Work instructions: Retype the material that follows, keeping every word as it is.

****************************************

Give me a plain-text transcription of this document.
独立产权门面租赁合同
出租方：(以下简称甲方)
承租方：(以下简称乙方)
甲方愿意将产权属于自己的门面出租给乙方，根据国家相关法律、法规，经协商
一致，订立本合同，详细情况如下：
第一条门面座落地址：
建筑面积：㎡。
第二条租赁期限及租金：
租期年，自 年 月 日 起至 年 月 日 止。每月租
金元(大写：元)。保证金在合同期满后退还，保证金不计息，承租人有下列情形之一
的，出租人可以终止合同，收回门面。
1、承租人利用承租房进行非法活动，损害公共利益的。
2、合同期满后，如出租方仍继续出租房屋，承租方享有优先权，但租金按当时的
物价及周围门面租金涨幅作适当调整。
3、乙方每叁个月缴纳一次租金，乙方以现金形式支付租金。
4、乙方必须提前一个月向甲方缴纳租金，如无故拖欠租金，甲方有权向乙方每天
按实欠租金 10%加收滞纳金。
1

****************************************

Exercise result:
Give me a plain-text transcription of this document.
独立产权门面租赁合同
出租方：(以下简称甲方)
承租方：(以下简称乙方)
甲方愿意将产权属于自己的门面出租给乙方，根据国家相关法律、法规，经协商
一致，订立本合同，详细情况如下：
第一条门面座落地址：
建筑面积：㎡。
第二条租赁期限及租金：
租期年，自 年 月 日 起至 年 月 日 止。每月租
金元(大写：元)。保证金在合同期满后退还，保证金不计息，承租人有下列情形之一
的，出租人可以终止合同，收回门面。
1、承租人利用承租房进行非法活动，损害公共利益的。
2、合同期满后，如出租方仍继续出租房屋，承租方享有优先权，但租金按当时的
物价及周围门面租金涨幅作适当调整。
3、乙方每叁个月缴纳一次租金，乙方以现金形式支付租金。
4、乙方必须提前一个月向甲方缴纳租金，如无故拖欠租金，甲方有权向乙方每天
按实欠租金 10%加收滞纳金。
1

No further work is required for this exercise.